■ Work to complete:
Count the lines below that contain the string "المالى", and give only the number.

Source records:
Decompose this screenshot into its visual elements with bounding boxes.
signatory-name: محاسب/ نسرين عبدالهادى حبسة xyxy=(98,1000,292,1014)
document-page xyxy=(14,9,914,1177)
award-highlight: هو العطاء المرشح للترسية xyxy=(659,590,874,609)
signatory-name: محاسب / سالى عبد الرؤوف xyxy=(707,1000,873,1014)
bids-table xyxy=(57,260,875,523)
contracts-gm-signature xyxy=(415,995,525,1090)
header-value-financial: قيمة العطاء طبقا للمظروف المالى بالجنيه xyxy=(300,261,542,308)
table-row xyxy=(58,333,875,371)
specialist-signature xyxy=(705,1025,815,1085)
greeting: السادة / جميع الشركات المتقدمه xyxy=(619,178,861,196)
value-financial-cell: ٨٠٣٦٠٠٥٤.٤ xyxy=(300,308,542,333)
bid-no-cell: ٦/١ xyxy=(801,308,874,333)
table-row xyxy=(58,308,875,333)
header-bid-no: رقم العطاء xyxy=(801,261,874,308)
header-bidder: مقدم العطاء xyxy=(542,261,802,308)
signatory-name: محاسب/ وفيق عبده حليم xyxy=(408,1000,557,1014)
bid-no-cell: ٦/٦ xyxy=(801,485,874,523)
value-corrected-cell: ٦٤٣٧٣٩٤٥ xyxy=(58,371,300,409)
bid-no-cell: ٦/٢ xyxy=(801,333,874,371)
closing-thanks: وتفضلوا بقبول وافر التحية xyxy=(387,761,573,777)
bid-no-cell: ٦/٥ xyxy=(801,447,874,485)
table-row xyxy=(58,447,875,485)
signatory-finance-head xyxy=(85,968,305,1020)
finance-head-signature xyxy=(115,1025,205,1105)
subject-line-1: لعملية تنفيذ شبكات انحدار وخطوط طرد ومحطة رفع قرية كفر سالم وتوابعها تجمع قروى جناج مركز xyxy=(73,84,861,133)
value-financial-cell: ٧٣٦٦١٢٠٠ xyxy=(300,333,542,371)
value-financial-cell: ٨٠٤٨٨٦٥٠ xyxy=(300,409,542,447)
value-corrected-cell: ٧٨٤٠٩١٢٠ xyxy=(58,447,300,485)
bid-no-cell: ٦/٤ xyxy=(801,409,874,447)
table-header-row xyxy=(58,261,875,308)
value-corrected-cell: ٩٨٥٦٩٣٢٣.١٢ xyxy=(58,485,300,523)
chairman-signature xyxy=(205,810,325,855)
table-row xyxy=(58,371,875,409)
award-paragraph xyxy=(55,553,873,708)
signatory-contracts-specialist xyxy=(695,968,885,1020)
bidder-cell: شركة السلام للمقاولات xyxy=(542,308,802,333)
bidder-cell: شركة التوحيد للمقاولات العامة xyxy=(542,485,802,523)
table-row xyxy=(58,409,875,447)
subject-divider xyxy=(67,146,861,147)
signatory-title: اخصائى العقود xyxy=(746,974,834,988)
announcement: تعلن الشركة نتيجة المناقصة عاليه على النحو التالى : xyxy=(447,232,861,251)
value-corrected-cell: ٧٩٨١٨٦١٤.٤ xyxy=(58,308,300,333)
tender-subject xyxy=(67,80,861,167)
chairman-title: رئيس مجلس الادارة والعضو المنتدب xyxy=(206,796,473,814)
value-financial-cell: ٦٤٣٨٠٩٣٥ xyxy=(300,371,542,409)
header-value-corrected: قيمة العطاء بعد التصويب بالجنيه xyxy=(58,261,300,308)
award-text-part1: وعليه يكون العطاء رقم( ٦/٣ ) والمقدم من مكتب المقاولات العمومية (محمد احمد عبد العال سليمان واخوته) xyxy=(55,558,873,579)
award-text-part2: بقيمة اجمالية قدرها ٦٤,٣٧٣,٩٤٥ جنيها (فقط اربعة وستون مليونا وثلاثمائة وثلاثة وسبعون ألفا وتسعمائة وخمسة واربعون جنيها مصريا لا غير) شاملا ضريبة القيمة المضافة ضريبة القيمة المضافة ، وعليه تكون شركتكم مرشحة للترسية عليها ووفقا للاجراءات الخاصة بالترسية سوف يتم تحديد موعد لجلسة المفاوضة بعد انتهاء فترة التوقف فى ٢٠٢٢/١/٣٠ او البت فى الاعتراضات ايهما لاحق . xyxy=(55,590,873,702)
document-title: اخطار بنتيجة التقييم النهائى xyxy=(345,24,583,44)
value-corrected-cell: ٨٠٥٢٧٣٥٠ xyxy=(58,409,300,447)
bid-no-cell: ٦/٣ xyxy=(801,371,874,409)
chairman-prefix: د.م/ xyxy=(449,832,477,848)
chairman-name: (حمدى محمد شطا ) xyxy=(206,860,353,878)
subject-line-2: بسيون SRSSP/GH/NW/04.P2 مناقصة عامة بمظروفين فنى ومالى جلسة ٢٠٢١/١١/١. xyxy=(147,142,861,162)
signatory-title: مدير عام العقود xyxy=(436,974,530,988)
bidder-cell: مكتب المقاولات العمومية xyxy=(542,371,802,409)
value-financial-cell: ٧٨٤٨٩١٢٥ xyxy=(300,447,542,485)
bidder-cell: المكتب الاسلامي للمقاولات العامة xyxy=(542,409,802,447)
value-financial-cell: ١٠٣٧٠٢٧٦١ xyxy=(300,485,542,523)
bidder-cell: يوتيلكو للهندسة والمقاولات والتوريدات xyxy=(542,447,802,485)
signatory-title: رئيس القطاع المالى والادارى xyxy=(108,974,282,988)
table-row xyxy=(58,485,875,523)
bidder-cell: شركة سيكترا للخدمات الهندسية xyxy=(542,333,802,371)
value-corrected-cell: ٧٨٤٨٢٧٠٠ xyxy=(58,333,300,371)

■ Result:
2